#### [Work to complete]
#1 Reproduce the text on women cartoonists word for word from "Trots and Bonnie found" to "To The Movies.".
#2 Carry on the text on women cartoonists past its final sentence.

#### [Document section]
***

Trots and Bonnie found a home in National Lampoon, where it would appear from 1972 until 1990. Emulating the style of golden age strip cartoonists including Clare Briggs and H.T. Webster, Trots and Bonnie simultaneously skewered and explored sexuality, politics, and the counter-culture. The juxtaposition of a charming line style that evoked the innocence of an earlier era with frank, often explicit subject matter reflecting the sexually liberal culture of the 1970s allowed Flenniken to address taboo subjects with a great deal of empathy. Flenniken went on to become an editor of Lampoon from 1979 – 1981 under P.J. O’Rourke, where she covered the 1980 Democratic and Republican national conventions and recruited a variety of artists to the magazine including Mimi Pond and Rick Geary. She also co-wrote the screenplay for National Lampoon Goes To The Movies.
Flenniken’s professional practice placed her in competitive, male-dominated counter-culture institutions where she developed a uniquely impactful voice and visual style, while paving the way for others to follow. She successfully made the transition from underground comix to the mainstream distribution of Lampoon and through her work pushed back at much of the institutional sexism that pervaded both milieus. Speaking to Robert Boyd at The Comics Journal she said:
Mostly I want to be understood, for them to get what I’m saying. But I’ll settle for any reaction. It was a big deal for me to draw naked men with their penises showing in Lampoon. I wanted to put [Michelangelo’s] David on the cover, with girls making fun of his little weenie. I wanted an equal time thing because what men don’t seem to realize is that we all have the same reaction to seeing someone of our sex naked. It makes us nervous. We compare our bodies to the ones in the picture. It’s made women totally nuts.
Flenniken currently lives in Seattle, Washington where she provides freelance illustration for outlets including Mad, Details, and Graphic Classics.
—Executive Director Charles Brownstein
Trina Robbins is without a doubt one of the most influential and prolific women creators of the comics (or comix) industry. Coming to San Francisco in the 1970s, she fell quickly under the spell of the city’s youth counterculture and free atmosphere, which fueled her desire to create what would become some of the most iconic comics about women in history.
In a time when the only way to truly and freely express oneself in comics came from working in channels outside of the regulatory confines of the Comics Code, Robbins dominated those arenas and quickly became a star of the underground comix movement. With a career spanning over three decades and still going, she is one of the founding members of the longest running all-women comics anthology, Wimmen’s Comix, produced the first-ever all-women comic It Ain’t Me, Babe, and contributed to numerous other iconic underground comix. Robbins has worked with everyone from Robert Crumb in the underground, to Vampirella at Warren Publishing in the late 1960s, to DC’s Wonder Woman in the 1980s. Robbins’ name is synonymous with female strength and empowerment, and it is her unique voice and approach to freedom of speech and expression that has inspired entire generations of women creators.

***

#### [Source data]
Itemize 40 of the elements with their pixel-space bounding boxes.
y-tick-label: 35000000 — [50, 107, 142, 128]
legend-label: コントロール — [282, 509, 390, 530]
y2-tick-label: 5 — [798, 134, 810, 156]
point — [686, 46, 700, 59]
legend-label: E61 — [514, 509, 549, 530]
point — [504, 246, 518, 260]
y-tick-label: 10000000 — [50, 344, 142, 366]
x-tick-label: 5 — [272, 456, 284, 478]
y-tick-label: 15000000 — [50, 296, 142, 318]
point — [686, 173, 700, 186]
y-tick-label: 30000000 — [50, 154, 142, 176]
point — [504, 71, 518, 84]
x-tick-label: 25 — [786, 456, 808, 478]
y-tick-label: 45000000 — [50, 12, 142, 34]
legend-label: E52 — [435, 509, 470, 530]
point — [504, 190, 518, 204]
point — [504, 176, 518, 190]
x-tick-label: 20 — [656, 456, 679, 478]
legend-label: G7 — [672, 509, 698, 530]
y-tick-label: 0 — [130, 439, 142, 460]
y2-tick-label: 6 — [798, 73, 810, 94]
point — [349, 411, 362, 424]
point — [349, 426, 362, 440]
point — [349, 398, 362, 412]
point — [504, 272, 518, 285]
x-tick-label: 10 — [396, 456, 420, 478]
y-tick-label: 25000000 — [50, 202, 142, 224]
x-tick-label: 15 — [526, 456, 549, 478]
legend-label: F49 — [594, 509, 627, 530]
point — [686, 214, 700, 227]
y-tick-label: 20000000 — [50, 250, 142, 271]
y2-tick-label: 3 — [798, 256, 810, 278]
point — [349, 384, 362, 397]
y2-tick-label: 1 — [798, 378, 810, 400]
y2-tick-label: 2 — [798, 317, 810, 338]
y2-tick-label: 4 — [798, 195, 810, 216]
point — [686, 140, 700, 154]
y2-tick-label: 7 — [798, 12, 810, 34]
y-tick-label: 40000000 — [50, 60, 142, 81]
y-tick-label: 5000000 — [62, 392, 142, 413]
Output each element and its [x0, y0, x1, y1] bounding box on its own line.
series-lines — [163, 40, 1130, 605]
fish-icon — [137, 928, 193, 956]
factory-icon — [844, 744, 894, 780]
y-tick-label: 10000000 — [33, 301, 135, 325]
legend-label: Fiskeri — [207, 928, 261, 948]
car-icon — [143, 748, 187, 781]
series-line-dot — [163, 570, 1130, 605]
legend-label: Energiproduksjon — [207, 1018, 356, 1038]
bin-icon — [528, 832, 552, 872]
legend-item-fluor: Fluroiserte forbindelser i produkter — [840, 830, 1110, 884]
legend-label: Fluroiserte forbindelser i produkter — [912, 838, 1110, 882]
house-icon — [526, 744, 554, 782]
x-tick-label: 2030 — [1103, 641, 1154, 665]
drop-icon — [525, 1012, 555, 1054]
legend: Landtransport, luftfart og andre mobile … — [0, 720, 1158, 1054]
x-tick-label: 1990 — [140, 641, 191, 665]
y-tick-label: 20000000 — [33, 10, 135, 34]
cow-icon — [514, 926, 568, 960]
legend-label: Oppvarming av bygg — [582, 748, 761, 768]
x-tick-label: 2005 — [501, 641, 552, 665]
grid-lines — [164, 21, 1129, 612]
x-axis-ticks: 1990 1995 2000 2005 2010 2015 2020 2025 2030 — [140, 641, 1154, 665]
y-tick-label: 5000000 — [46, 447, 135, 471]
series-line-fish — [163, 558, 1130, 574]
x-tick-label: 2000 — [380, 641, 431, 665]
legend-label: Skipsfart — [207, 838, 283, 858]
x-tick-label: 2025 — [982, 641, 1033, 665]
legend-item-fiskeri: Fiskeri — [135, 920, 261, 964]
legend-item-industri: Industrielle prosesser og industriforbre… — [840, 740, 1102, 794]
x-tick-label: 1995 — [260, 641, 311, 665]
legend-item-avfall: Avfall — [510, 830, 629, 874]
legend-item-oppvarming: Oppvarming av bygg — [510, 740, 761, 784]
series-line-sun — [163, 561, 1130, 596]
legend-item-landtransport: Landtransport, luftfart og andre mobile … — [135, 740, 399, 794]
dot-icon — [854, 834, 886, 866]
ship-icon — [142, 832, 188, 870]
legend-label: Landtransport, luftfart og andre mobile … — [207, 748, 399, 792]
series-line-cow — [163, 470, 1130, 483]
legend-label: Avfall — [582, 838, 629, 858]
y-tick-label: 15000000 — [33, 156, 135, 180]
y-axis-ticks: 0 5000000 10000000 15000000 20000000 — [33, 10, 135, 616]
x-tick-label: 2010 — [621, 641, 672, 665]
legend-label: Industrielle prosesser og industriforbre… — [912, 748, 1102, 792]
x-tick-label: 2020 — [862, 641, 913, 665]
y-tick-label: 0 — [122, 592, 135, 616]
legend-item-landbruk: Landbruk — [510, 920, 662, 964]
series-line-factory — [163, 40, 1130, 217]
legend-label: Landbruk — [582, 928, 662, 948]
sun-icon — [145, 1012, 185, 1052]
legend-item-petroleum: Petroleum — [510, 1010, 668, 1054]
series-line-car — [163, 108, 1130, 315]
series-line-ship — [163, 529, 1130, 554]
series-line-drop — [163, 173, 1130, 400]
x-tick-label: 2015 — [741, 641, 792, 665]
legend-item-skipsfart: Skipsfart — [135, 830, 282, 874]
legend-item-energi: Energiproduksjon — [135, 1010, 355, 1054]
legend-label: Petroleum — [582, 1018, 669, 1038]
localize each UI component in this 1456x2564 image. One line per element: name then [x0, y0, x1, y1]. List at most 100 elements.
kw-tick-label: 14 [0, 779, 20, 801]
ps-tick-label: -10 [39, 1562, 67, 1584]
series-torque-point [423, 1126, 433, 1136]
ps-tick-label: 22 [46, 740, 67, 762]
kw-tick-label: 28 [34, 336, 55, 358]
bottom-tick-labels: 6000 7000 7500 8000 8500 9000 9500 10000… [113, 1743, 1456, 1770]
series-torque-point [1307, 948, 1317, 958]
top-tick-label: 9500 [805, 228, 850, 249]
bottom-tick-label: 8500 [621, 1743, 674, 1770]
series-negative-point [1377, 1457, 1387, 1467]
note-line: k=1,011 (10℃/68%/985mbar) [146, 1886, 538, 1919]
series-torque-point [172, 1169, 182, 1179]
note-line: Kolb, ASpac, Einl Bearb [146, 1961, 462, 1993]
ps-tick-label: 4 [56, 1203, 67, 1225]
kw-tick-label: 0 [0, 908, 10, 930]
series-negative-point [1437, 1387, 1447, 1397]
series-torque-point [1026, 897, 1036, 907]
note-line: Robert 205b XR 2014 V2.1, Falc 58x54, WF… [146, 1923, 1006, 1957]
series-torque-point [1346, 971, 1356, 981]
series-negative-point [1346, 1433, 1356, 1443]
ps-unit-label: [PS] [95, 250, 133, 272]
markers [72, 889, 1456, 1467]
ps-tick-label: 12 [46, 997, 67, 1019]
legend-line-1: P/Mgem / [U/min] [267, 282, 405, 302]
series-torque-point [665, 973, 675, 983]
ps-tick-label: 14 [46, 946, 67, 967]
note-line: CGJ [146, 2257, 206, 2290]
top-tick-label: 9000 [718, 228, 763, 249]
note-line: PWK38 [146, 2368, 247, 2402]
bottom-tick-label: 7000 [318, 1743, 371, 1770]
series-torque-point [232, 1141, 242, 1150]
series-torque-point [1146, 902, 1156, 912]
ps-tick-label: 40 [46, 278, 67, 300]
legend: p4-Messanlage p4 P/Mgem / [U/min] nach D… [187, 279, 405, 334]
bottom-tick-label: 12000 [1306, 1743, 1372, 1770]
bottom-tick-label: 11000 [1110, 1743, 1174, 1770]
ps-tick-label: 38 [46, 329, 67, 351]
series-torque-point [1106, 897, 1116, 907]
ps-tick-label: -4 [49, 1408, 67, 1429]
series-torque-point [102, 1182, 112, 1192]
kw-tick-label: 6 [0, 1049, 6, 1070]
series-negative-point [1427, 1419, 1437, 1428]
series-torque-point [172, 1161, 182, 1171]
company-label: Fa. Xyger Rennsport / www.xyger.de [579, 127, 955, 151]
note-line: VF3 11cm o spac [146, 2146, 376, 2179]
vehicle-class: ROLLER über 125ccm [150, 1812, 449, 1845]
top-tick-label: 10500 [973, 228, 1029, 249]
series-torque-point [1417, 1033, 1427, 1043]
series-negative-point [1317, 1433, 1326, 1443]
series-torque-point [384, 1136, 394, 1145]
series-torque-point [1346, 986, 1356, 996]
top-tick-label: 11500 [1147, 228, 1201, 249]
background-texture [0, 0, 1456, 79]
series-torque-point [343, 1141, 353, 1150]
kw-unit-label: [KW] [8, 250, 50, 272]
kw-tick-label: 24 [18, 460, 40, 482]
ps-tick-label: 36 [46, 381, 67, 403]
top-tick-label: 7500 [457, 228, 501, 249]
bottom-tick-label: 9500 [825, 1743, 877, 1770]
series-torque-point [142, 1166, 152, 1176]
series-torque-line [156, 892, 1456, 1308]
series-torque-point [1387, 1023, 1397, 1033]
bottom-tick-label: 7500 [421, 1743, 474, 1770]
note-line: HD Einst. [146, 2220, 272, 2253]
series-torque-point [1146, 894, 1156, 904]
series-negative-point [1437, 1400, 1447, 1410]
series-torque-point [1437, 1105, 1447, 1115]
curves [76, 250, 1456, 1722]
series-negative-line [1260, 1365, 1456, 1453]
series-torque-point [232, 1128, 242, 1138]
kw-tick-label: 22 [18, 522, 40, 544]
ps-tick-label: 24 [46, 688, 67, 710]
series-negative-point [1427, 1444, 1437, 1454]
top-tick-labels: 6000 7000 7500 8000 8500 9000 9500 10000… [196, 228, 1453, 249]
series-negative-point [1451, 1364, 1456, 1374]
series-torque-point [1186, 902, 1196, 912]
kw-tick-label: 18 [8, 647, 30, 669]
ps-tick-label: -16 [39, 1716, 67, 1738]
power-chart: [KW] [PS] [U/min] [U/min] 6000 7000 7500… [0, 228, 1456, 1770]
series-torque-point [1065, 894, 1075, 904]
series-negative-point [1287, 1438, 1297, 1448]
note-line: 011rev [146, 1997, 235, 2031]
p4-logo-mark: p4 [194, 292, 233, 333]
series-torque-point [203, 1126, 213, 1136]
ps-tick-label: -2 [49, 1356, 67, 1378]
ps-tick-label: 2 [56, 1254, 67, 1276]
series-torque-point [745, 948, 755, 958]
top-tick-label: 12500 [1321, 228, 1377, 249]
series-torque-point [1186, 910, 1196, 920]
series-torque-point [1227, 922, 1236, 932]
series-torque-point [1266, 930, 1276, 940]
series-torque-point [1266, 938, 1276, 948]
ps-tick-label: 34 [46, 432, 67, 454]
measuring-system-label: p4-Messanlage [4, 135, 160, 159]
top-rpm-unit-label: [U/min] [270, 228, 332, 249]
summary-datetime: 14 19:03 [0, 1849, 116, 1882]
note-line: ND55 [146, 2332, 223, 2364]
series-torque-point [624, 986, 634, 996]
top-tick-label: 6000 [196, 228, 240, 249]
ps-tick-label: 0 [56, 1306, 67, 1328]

***

#### [Answers given]
#1
Trots and Bonnie found a home in National Lampoon, where it would appear from 1972 until 1990. Emulating the style of golden age strip cartoonists including Clare Briggs and H.T. Webster, Trots and Bonnie simultaneously skewered and explored sexuality, politics, and the counter-culture. The juxtaposition of a charming line style that evoked the innocence of an earlier era with frank, often explicit subject matter reflecting the sexually liberal culture of the 1970s allowed Flenniken to address taboo subjects with a great deal of empathy. Flenniken went on to become an editor of Lampoon from 1979 – 1981 under P.J. O’Rourke, where she covered the 1980 Democratic and Republican national conventions and recruited a variety of artists to the magazine including Mimi Pond and Rick Geary. She also co-wrote the screenplay for National Lampoon Goes To The Movies.

#2
More than a fantastic creative voice, though, Trina Robbins has also become one of the industry’s strongest activists, advocates, and archivists of the complex role that women creators have played in comics since their inception. She has edited comics about AIDS, being pro-choice, and countless other issues, using the medium to spread awareness and educate society.
Out of her work as an advocate for contemporary issues has sprung one of her most ambitious and amazing roles as an icon in comics. Robbins has not only written comics, but contributed to numerous anthologies and historical books about comics and specifically the role that women have played in the industry. Robbins describes herself as not only a writer, but a “herstorian.” From The Brinkley Girls, to From Girls to Grrlz, to the biography of Lily Renee, Lily Renee, Escape Artist, Robbins has opened the door for a new generation of comics fans and readers to enjoy and celebrate the fantastically rich history that women have in this industry by collecting materials and presenting viewpoints that have never been seen before.
Her work as a comics creator, an educator, and an advocate is a true inspiration. Coming out of a period in American comics history restricted by mandated regulation and explicit censorship brought about by the Code, Trina Robbins has always stood up for free speech and expression by producing the works that she wanted to produce. She dominated the underground, brought a new flavor to the mainstream, and is now giving the comics industry a whole new perspective on its history.
—Contributing Editor Caitlin McCabe
The comics of Dori Seda portray her determination to do the patient work of chronicling a fun life lived against the grain.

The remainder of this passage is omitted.